- **Do this**
Copy the data below exactly.

··· Recorded information ···

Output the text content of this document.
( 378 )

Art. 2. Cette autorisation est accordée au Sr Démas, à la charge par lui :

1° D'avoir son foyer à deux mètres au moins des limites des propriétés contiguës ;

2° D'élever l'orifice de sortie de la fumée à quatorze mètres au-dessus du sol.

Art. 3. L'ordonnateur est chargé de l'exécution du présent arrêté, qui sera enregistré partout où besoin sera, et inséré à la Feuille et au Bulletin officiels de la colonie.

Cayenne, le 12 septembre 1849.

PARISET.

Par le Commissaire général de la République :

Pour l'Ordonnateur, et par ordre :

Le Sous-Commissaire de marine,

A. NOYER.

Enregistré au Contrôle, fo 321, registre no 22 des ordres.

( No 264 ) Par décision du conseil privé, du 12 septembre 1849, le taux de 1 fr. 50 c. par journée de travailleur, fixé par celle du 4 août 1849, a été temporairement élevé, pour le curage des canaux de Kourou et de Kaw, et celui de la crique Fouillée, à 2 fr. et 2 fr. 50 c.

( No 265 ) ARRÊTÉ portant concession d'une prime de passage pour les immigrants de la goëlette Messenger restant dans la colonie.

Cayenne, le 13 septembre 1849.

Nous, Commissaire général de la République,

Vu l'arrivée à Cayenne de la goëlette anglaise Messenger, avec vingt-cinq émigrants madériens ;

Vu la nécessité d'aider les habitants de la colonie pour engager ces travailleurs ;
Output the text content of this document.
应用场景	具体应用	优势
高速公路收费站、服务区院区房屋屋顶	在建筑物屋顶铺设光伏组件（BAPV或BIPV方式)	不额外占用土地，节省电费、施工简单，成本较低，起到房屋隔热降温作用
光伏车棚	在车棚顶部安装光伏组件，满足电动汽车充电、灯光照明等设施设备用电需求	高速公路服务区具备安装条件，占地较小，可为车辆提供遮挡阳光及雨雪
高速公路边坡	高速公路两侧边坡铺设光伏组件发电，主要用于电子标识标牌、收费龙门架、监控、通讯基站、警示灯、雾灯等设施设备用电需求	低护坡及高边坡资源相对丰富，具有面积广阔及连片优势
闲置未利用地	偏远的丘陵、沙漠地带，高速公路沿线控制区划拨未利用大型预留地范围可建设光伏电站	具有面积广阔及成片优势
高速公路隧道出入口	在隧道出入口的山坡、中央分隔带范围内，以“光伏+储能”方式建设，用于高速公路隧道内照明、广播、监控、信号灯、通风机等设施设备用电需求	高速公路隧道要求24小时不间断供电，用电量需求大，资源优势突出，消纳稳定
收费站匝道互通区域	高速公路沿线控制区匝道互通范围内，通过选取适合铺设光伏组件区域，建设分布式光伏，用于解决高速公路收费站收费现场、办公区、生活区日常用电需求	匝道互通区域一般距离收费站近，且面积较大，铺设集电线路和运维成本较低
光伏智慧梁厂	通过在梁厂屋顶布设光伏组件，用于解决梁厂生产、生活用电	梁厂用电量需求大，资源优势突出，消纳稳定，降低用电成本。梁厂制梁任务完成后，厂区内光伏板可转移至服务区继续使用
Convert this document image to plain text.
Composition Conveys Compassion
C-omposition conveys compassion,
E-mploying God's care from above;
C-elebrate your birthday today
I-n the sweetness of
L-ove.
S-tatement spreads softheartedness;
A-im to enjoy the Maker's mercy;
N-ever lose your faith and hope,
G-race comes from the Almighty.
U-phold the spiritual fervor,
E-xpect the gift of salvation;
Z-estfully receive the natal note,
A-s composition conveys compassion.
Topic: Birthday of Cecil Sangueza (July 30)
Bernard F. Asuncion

···

- **Exercise solution**
Output the text content of this document.
( 378 )

Art. 2. Cette autorisation est accordée au Sr Démas, à la charge par lui :

1° D'avoir son foyer à deux mètres au moins des limites des propriétés contiguës ;

2° D'élever l'orifice de sortie de la fumée à quatorze mètres au-dessus du sol.

Art. 3. L'ordonnateur est chargé de l'exécution du présent arrêté, qui sera enregistré partout où besoin sera, et inséré à la Feuille et au Bulletin officiels de la colonie.

Cayenne, le 12 septembre 1849.

PARISET.

Par le Commissaire général de la République :

Pour l'Ordonnateur, et par ordre :

Le Sous-Commissaire de marine,

A. NOYER.

Enregistré au Contrôle, fo 321, registre no 22 des ordres.

( No 264 ) Par décision du conseil privé, du 12 septembre 1849, le taux de 1 fr. 50 c. par journée de travailleur, fixé par celle du 4 août 1849, a été temporairement élevé, pour le curage des canaux de Kourou et de Kaw, et celui de la crique Fouillée, à 2 fr. et 2 fr. 50 c.

( No 265 ) ARRÊTÉ portant concession d'une prime de passage pour les immigrants de la goëlette Messenger restant dans la colonie.

Cayenne, le 13 septembre 1849.

Nous, Commissaire général de la République,

Vu l'arrivée à Cayenne de la goëlette anglaise Messenger, avec vingt-cinq émigrants madériens ;

Vu la nécessité d'aider les habitants de la colonie pour engager ces travailleurs ;
Output the text content of this document.
应用场景	具体应用	优势
高速公路收费站、服务区院区房屋屋顶	在建筑物屋顶铺设光伏组件（BAPV或BIPV方式)	不额外占用土地，节省电费、施工简单，成本较低，起到房屋隔热降温作用
光伏车棚	在车棚顶部安装光伏组件，满足电动汽车充电、灯光照明等设施设备用电需求	高速公路服务区具备安装条件，占地较小，可为车辆提供遮挡阳光及雨雪
高速公路边坡	高速公路两侧边坡铺设光伏组件发电，主要用于电子标识标牌、收费龙门架、监控、通讯基站、警示灯、雾灯等设施设备用电需求	低护坡及高边坡资源相对丰富，具有面积广阔及连片优势
闲置未利用地	偏远的丘陵、沙漠地带，高速公路沿线控制区划拨未利用大型预留地范围可建设光伏电站	具有面积广阔及成片优势
高速公路隧道出入口	在隧道出入口的山坡、中央分隔带范围内，以“光伏+储能”方式建设，用于高速公路隧道内照明、广播、监控、信号灯、通风机等设施设备用电需求	高速公路隧道要求24小时不间断供电，用电量需求大，资源优势突出，消纳稳定
收费站匝道互通区域	高速公路沿线控制区匝道互通范围内，通过选取适合铺设光伏组件区域，建设分布式光伏，用于解决高速公路收费站收费现场、办公区、生活区日常用电需求	匝道互通区域一般距离收费站近，且面积较大，铺设集电线路和运维成本较低
光伏智慧梁厂	通过在梁厂屋顶布设光伏组件，用于解决梁厂生产、生活用电	梁厂用电量需求大，资源优势突出，消纳稳定，降低用电成本。梁厂制梁任务完成后，厂区内光伏板可转移至服务区继续使用
Convert this document image to plain text.
Composition Conveys Compassion
C-omposition conveys compassion,
E-mploying God's care from above;
C-elebrate your birthday today
I-n the sweetness of
L-ove.
S-tatement spreads softheartedness;
A-im to enjoy the Maker's mercy;
N-ever lose your faith and hope,
G-race comes from the Almighty.
U-phold the spiritual fervor,
E-xpect the gift of salvation;
Z-estfully receive the natal note,
A-s composition conveys compassion.
Topic: Birthday of Cecil Sangueza (July 30)
Bernard F. Asuncion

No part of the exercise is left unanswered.